Your task » Nothing in the data should change when you return it, but leave the pictures out.

*****

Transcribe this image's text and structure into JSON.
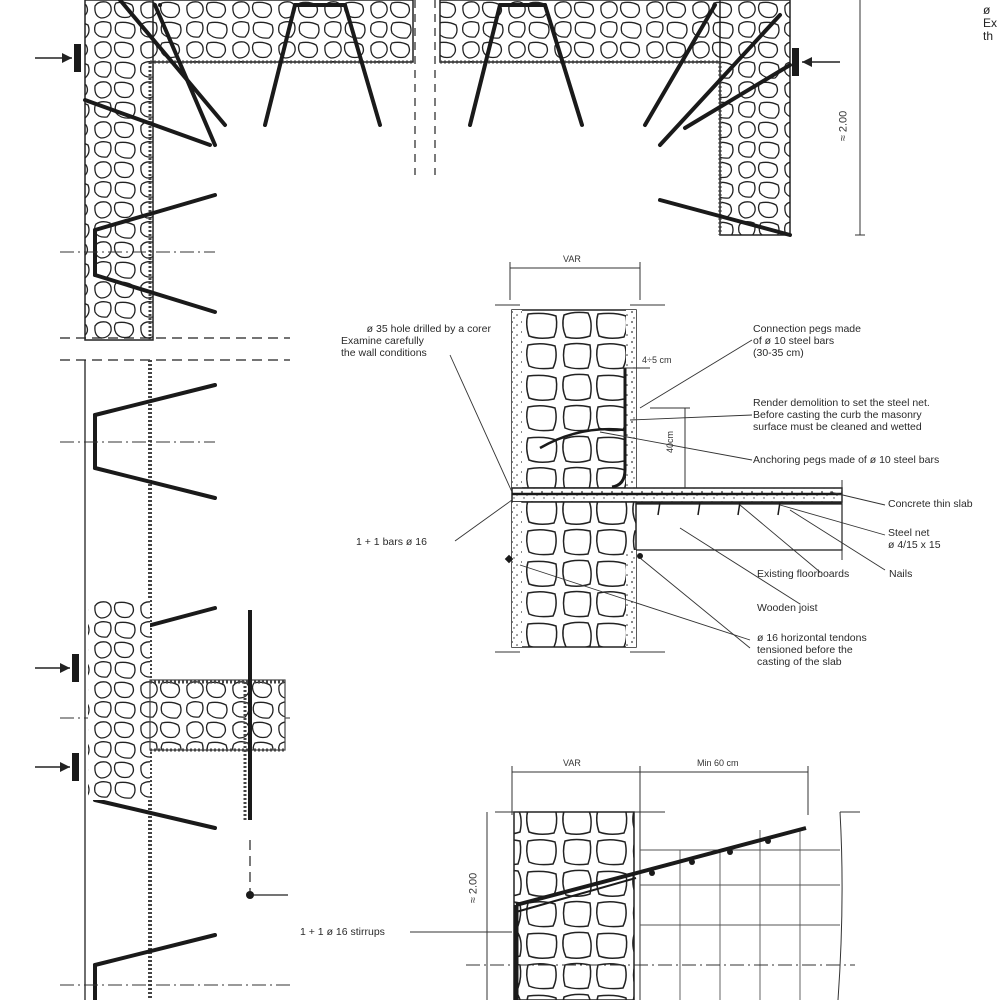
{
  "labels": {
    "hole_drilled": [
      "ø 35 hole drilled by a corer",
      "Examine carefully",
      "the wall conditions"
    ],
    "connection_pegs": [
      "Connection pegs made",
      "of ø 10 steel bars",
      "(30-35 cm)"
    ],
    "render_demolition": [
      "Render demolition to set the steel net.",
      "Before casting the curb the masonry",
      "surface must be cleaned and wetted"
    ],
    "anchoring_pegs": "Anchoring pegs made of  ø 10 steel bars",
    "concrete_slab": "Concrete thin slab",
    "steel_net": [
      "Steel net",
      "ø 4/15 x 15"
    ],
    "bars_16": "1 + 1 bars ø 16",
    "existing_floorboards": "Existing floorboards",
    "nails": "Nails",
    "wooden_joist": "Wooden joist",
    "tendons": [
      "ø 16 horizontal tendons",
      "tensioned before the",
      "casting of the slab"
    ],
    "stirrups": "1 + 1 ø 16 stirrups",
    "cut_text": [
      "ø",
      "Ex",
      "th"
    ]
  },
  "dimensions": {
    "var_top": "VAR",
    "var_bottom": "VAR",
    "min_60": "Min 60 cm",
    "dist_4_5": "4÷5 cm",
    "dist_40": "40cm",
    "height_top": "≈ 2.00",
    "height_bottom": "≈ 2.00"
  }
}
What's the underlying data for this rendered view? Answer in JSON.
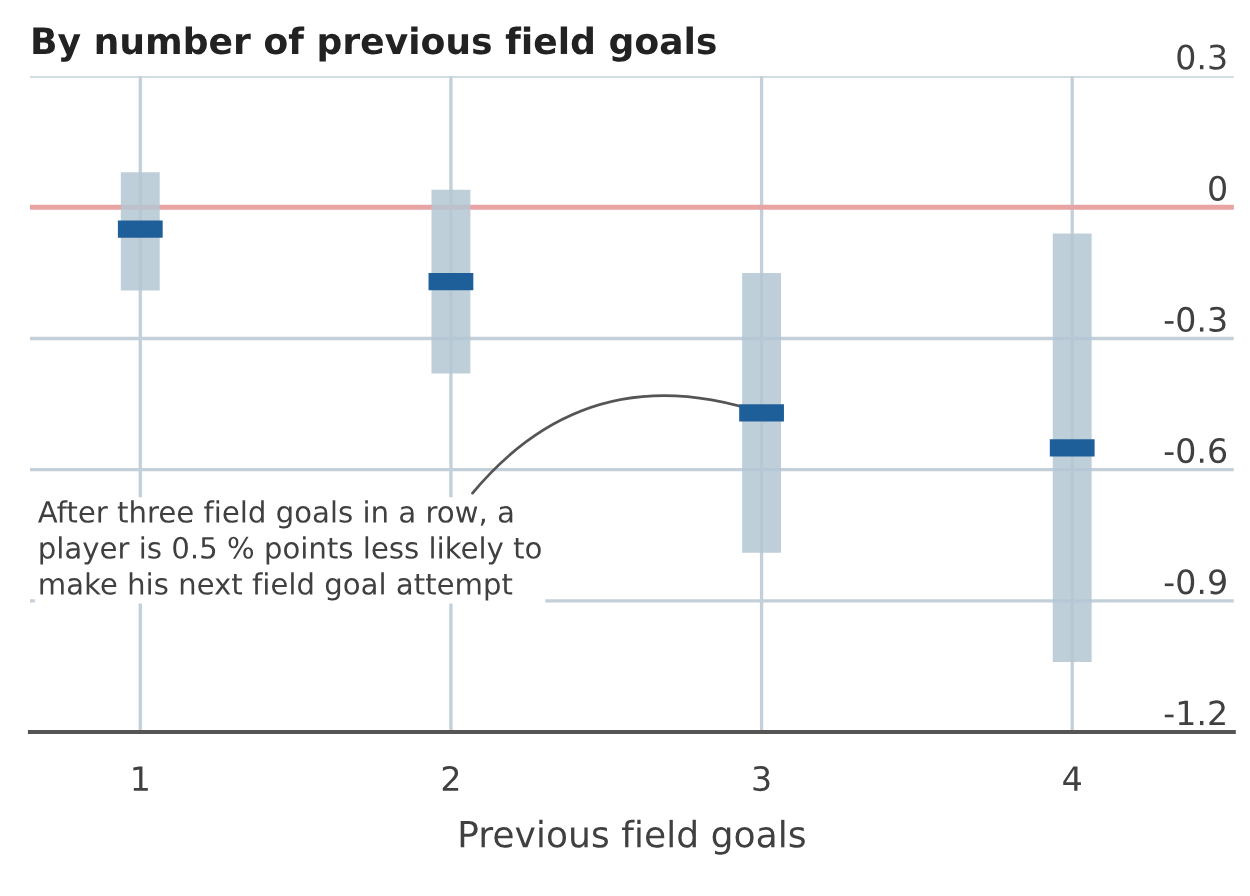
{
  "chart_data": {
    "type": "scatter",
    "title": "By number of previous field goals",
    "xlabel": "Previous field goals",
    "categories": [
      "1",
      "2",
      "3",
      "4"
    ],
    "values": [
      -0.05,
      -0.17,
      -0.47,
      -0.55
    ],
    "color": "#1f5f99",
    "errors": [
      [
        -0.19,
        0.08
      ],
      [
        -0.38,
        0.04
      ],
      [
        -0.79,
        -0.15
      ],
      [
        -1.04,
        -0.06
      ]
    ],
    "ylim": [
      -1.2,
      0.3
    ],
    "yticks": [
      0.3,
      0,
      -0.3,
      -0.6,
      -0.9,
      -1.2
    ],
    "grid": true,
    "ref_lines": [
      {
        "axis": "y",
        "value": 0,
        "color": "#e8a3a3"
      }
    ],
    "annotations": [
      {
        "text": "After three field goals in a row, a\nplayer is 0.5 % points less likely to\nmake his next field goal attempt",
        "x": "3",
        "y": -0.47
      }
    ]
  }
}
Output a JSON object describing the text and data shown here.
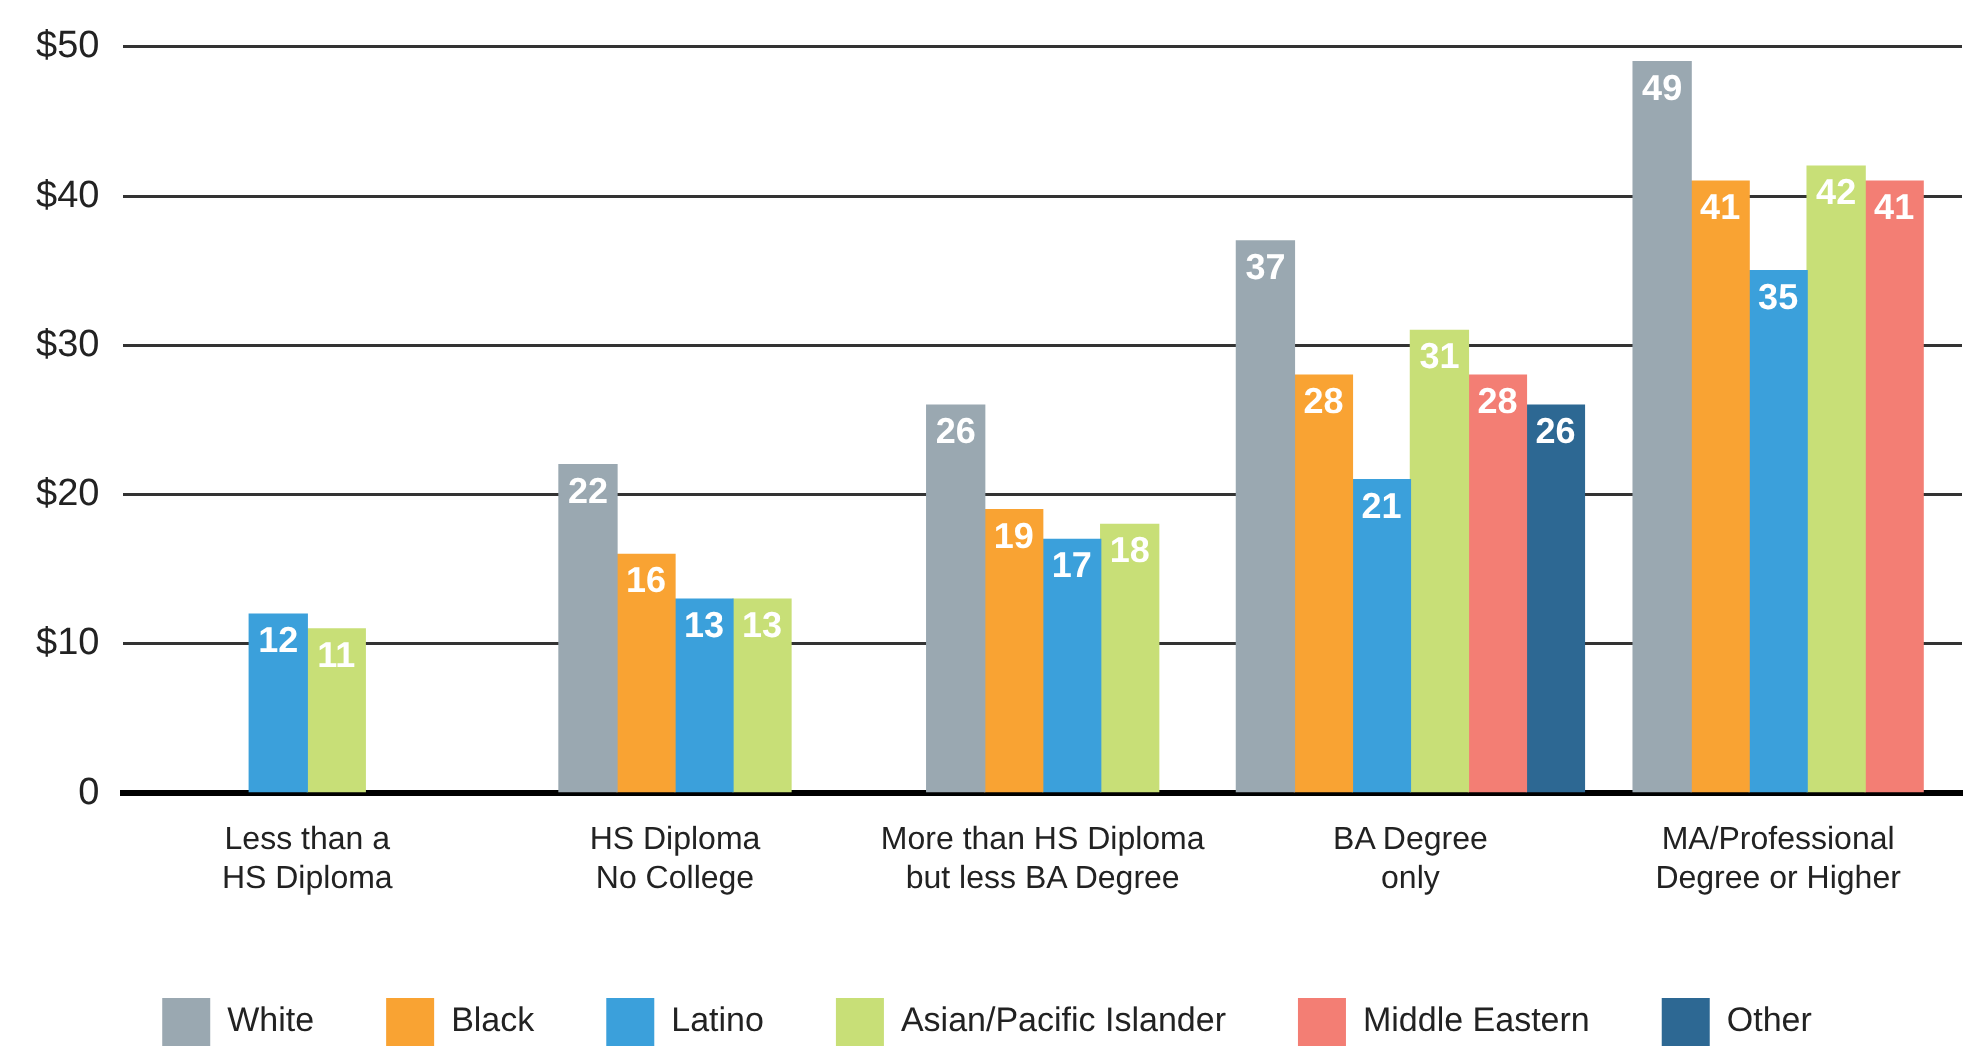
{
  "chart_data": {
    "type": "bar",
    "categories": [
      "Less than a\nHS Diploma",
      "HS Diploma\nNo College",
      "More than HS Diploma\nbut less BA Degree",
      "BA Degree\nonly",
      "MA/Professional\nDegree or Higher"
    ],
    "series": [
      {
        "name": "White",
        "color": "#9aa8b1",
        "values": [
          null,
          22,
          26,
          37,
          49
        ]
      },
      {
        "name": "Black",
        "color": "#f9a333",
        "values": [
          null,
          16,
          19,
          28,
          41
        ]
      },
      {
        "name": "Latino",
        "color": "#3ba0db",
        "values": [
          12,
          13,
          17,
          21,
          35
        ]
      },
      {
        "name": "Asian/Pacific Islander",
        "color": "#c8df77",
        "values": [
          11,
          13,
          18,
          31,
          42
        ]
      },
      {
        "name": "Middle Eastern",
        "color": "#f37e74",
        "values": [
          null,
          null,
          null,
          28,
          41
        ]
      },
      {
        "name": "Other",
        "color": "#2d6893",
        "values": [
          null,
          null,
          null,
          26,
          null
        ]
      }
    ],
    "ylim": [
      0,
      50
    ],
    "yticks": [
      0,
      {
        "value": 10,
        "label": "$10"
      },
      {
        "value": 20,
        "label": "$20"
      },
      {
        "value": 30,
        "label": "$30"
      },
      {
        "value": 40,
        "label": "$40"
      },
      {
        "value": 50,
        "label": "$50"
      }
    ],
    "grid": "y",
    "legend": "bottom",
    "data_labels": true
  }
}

*****

Output for this exercise »
Transcribe this image's text and structure into JSON.
{
  "labels": {
    "hole_drilled": [
      "ø 35 hole drilled by a corer",
      "Examine carefully",
      "the wall conditions"
    ],
    "connection_pegs": [
      "Connection pegs made",
      "of ø 10 steel bars",
      "(30-35 cm)"
    ],
    "render_demolition": [
      "Render demolition to set the steel net.",
      "Before casting the curb the masonry",
      "surface must be cleaned and wetted"
    ],
    "anchoring_pegs": "Anchoring pegs made of  ø 10 steel bars",
    "concrete_slab": "Concrete thin slab",
    "steel_net": [
      "Steel net",
      "ø 4/15 x 15"
    ],
    "bars_16": "1 + 1 bars ø 16",
    "existing_floorboards": "Existing floorboards",
    "nails": "Nails",
    "wooden_joist": "Wooden joist",
    "tendons": [
      "ø 16 horizontal tendons",
      "tensioned before the",
      "casting of the slab"
    ],
    "stirrups": "1 + 1 ø 16 stirrups",
    "cut_text": [
      "ø",
      "Ex",
      "th"
    ]
  },
  "dimensions": {
    "var_top": "VAR",
    "var_bottom": "VAR",
    "min_60": "Min 60 cm",
    "dist_4_5": "4÷5 cm",
    "dist_40": "40cm",
    "height_top": "≈ 2.00",
    "height_bottom": "≈ 2.00"
  }
}
What's the underlying data for this rendered view? Answer in JSON.
{
  "chart_data": {
    "type": "scatter",
    "title": "By number of previous field goals",
    "xlabel": "Previous field goals",
    "categories": [
      "1",
      "2",
      "3",
      "4"
    ],
    "values": [
      -0.05,
      -0.17,
      -0.47,
      -0.55
    ],
    "color": "#1f5f99",
    "errors": [
      [
        -0.19,
        0.08
      ],
      [
        -0.38,
        0.04
      ],
      [
        -0.79,
        -0.15
      ],
      [
        -1.04,
        -0.06
      ]
    ],
    "ylim": [
      -1.2,
      0.3
    ],
    "yticks": [
      0.3,
      0,
      -0.3,
      -0.6,
      -0.9,
      -1.2
    ],
    "grid": true,
    "ref_lines": [
      {
        "axis": "y",
        "value": 0,
        "color": "#e8a3a3"
      }
    ],
    "annotations": [
      {
        "text": "After three field goals in a row, a\nplayer is 0.5 % points less likely to\nmake his next field goal attempt",
        "x": "3",
        "y": -0.47
      }
    ]
  }
}
Output a JSON object describing the text and data shown here.
{
  "chart_data": {
    "type": "bar",
    "categories": [
      "Less than a\nHS Diploma",
      "HS Diploma\nNo College",
      "More than HS Diploma\nbut less BA Degree",
      "BA Degree\nonly",
      "MA/Professional\nDegree or Higher"
    ],
    "series": [
      {
        "name": "White",
        "color": "#9aa8b1",
        "values": [
          null,
          22,
          26,
          37,
          49
        ]
      },
      {
        "name": "Black",
        "color": "#f9a333",
        "values": [
          null,
          16,
          19,
          28,
          41
        ]
      },
      {
        "name": "Latino",
        "color": "#3ba0db",
        "values": [
          12,
          13,
          17,
          21,
          35
        ]
      },
      {
        "name": "Asian/Pacific Islander",
        "color": "#c8df77",
        "values": [
          11,
          13,
          18,
          31,
          42
        ]
      },
      {
        "name": "Middle Eastern",
        "color": "#f37e74",
        "values": [
          null,
          null,
          null,
          28,
          41
        ]
      },
      {
        "name": "Other",
        "color": "#2d6893",
        "values": [
          null,
          null,
          null,
          26,
          null
        ]
      }
    ],
    "ylim": [
      0,
      50
    ],
    "yticks": [
      0,
      {
        "value": 10,
        "label": "$10"
      },
      {
        "value": 20,
        "label": "$20"
      },
      {
        "value": 30,
        "label": "$30"
      },
      {
        "value": 40,
        "label": "$40"
      },
      {
        "value": 50,
        "label": "$50"
      }
    ],
    "grid": "y",
    "legend": "bottom",
    "data_labels": true
  }
}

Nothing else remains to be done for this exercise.